Listed records =>
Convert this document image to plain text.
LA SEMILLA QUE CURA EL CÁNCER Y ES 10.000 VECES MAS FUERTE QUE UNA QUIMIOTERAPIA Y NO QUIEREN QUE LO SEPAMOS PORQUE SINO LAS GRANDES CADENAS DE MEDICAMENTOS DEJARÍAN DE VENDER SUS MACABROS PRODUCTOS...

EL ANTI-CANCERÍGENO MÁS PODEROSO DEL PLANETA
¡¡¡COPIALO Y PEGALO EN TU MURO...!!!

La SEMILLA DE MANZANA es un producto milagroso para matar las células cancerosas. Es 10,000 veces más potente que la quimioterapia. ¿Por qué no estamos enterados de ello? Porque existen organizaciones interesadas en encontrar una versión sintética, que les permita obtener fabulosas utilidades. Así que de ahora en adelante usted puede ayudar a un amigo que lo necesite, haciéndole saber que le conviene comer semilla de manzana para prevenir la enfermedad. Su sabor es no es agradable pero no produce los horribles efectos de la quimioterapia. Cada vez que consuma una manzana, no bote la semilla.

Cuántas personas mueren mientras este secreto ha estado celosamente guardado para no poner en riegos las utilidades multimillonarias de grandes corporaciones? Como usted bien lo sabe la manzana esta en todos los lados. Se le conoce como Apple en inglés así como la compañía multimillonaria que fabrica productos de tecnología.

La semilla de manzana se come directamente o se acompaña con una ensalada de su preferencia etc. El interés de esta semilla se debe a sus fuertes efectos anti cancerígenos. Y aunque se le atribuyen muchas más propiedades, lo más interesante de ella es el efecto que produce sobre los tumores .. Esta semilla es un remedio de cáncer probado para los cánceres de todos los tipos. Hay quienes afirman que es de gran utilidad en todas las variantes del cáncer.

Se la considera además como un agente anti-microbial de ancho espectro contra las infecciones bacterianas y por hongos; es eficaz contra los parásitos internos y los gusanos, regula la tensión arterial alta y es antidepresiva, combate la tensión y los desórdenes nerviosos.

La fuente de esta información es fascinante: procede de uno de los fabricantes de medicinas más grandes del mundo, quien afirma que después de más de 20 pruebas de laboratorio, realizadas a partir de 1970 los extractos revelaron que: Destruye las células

* * *

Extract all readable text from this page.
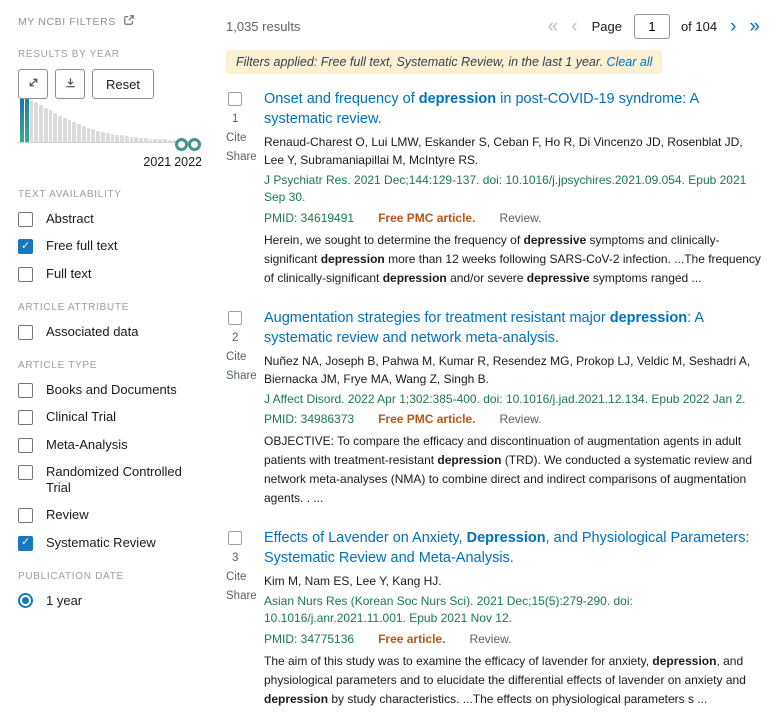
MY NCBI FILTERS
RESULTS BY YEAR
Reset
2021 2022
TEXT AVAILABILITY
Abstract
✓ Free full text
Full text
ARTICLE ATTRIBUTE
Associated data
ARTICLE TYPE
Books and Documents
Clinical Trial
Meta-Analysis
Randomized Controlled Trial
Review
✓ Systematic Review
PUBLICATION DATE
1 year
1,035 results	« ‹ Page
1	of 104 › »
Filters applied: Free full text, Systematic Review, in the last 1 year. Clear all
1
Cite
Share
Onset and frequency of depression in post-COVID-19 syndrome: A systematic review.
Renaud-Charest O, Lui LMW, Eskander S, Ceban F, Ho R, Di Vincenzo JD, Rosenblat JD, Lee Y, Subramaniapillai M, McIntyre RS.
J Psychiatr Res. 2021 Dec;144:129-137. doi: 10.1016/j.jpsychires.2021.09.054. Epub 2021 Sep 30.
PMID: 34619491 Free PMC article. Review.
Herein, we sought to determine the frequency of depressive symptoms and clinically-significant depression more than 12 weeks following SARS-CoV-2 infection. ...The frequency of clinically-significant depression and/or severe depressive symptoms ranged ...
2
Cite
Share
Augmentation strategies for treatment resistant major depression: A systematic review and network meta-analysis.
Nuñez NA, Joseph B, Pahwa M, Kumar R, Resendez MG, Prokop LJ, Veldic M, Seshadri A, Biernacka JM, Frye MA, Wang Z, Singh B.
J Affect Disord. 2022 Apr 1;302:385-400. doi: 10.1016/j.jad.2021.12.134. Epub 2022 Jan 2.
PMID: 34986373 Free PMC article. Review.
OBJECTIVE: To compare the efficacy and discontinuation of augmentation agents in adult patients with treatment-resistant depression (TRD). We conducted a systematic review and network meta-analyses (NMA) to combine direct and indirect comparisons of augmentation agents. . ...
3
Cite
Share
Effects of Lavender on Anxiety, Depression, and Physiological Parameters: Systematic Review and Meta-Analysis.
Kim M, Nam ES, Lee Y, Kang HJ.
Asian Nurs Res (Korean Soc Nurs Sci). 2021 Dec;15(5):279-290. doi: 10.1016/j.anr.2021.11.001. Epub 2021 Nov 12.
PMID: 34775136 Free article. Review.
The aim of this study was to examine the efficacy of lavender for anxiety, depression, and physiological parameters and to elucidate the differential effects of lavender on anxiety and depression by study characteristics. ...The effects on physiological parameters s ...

* * *

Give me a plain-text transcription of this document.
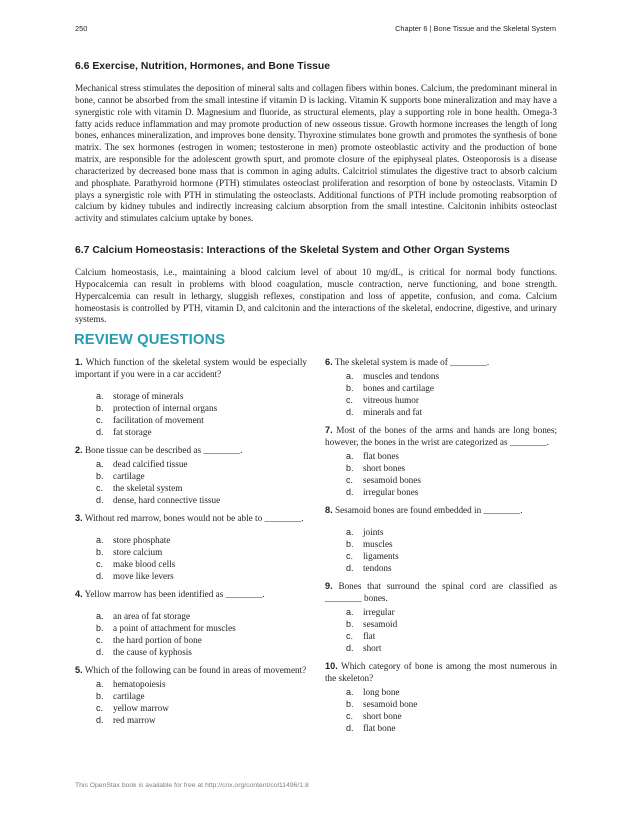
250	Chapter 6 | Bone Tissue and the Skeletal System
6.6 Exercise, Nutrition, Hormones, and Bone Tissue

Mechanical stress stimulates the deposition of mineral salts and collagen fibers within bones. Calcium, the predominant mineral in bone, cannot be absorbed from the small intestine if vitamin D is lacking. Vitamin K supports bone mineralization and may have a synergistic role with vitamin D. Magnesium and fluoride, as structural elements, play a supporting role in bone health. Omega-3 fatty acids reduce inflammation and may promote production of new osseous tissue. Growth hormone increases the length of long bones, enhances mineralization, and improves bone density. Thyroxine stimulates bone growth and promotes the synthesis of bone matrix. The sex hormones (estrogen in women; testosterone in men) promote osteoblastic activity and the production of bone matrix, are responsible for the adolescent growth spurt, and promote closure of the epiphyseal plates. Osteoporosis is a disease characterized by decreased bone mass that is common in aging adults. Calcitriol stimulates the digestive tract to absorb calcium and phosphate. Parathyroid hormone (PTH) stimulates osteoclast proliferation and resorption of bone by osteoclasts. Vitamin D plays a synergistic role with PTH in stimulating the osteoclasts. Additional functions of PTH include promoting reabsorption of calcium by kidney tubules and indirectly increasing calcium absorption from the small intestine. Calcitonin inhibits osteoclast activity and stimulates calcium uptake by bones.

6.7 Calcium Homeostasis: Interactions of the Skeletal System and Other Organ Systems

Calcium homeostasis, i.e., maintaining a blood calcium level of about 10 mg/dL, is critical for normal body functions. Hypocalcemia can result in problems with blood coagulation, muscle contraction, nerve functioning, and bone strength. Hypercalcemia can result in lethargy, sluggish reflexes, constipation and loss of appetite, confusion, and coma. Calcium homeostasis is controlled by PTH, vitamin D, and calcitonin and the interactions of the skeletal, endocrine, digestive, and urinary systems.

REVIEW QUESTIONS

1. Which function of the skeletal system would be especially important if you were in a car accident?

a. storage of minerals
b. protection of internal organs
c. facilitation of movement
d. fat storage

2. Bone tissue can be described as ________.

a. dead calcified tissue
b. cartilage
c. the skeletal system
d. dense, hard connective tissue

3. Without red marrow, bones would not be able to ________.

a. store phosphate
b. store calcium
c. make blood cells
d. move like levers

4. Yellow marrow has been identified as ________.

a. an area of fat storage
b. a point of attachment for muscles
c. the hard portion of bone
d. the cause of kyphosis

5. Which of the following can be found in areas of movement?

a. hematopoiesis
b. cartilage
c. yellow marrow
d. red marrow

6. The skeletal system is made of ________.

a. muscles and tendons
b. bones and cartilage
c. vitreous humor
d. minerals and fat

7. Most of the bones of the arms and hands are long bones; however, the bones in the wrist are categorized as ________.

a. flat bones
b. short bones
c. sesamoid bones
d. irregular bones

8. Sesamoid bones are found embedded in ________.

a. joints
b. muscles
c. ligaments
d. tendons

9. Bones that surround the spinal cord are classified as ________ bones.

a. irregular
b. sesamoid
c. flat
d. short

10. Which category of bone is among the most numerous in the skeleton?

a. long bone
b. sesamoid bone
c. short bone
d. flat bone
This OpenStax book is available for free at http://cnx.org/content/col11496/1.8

Exercise prompt => The lines above that hold the word "hard" are the ones to copy.

Response =>
d. dense, hard connective tissue
c. the hard portion of bone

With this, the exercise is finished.